Dataset records of document pages:
________
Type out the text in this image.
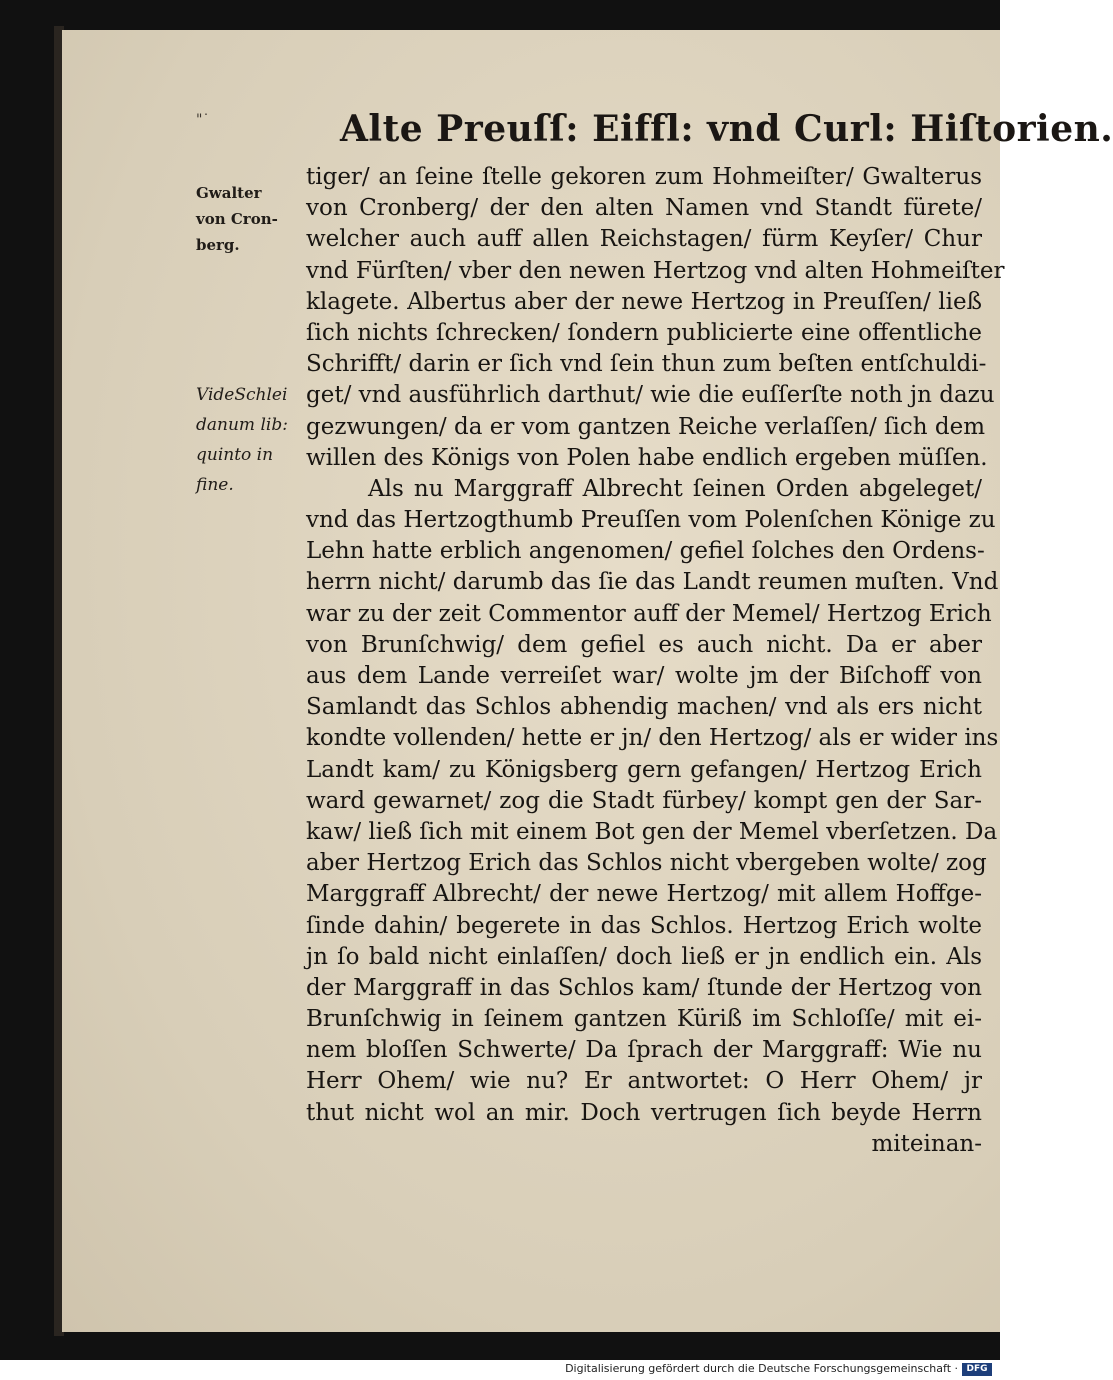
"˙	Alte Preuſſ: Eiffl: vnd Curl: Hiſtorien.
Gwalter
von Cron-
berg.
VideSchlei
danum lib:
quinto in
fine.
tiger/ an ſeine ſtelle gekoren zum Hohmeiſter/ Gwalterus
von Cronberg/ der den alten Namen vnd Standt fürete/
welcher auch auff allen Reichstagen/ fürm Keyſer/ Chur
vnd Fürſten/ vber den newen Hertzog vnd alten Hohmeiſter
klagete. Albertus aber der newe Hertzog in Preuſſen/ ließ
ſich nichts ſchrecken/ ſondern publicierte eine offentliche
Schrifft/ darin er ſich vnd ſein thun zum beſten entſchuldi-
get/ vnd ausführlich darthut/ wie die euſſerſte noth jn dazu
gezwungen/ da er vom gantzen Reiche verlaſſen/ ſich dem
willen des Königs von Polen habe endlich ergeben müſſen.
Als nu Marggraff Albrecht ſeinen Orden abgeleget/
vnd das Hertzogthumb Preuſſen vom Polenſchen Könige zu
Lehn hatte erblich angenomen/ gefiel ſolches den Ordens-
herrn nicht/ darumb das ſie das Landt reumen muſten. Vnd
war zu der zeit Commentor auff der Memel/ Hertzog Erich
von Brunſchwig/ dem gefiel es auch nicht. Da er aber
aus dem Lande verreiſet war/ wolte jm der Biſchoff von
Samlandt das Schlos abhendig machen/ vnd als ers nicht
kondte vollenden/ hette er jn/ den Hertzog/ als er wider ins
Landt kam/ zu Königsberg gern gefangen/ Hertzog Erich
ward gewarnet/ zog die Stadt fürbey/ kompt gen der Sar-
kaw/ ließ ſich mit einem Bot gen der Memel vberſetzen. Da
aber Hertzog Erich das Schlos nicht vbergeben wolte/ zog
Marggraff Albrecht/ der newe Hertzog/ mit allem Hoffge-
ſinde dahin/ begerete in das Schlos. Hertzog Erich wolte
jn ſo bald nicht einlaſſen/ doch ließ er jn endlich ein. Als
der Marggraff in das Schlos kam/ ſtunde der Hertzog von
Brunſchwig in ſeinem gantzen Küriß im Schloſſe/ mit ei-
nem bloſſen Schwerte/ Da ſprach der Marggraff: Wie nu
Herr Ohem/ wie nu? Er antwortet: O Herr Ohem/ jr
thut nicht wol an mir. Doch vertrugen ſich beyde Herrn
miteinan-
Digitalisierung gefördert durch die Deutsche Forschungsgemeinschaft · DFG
________
== TASK DESCRIPTION ==
What you return must match each record exactly and contain no images.

== FINISHED EXERCISE ==
Type out the text in this image.
"˙	Alte Preuſſ: Eiffl: vnd Curl: Hiſtorien.
Gwalter
von Cron-
berg.
VideSchlei
danum lib:
quinto in
fine.
tiger/ an ſeine ſtelle gekoren zum Hohmeiſter/ Gwalterus
von Cronberg/ der den alten Namen vnd Standt fürete/
welcher auch auff allen Reichstagen/ fürm Keyſer/ Chur
vnd Fürſten/ vber den newen Hertzog vnd alten Hohmeiſter
klagete. Albertus aber der newe Hertzog in Preuſſen/ ließ
ſich nichts ſchrecken/ ſondern publicierte eine offentliche
Schrifft/ darin er ſich vnd ſein thun zum beſten entſchuldi-
get/ vnd ausführlich darthut/ wie die euſſerſte noth jn dazu
gezwungen/ da er vom gantzen Reiche verlaſſen/ ſich dem
willen des Königs von Polen habe endlich ergeben müſſen.
Als nu Marggraff Albrecht ſeinen Orden abgeleget/
vnd das Hertzogthumb Preuſſen vom Polenſchen Könige zu
Lehn hatte erblich angenomen/ gefiel ſolches den Ordens-
herrn nicht/ darumb das ſie das Landt reumen muſten. Vnd
war zu der zeit Commentor auff der Memel/ Hertzog Erich
von Brunſchwig/ dem gefiel es auch nicht. Da er aber
aus dem Lande verreiſet war/ wolte jm der Biſchoff von
Samlandt das Schlos abhendig machen/ vnd als ers nicht
kondte vollenden/ hette er jn/ den Hertzog/ als er wider ins
Landt kam/ zu Königsberg gern gefangen/ Hertzog Erich
ward gewarnet/ zog die Stadt fürbey/ kompt gen der Sar-
kaw/ ließ ſich mit einem Bot gen der Memel vberſetzen. Da
aber Hertzog Erich das Schlos nicht vbergeben wolte/ zog
Marggraff Albrecht/ der newe Hertzog/ mit allem Hoffge-
ſinde dahin/ begerete in das Schlos. Hertzog Erich wolte
jn ſo bald nicht einlaſſen/ doch ließ er jn endlich ein. Als
der Marggraff in das Schlos kam/ ſtunde der Hertzog von
Brunſchwig in ſeinem gantzen Küriß im Schloſſe/ mit ei-
nem bloſſen Schwerte/ Da ſprach der Marggraff: Wie nu
Herr Ohem/ wie nu? Er antwortet: O Herr Ohem/ jr
thut nicht wol an mir. Doch vertrugen ſich beyde Herrn
miteinan-
Digitalisierung gefördert durch die Deutsche Forschungsgemeinschaft · DFG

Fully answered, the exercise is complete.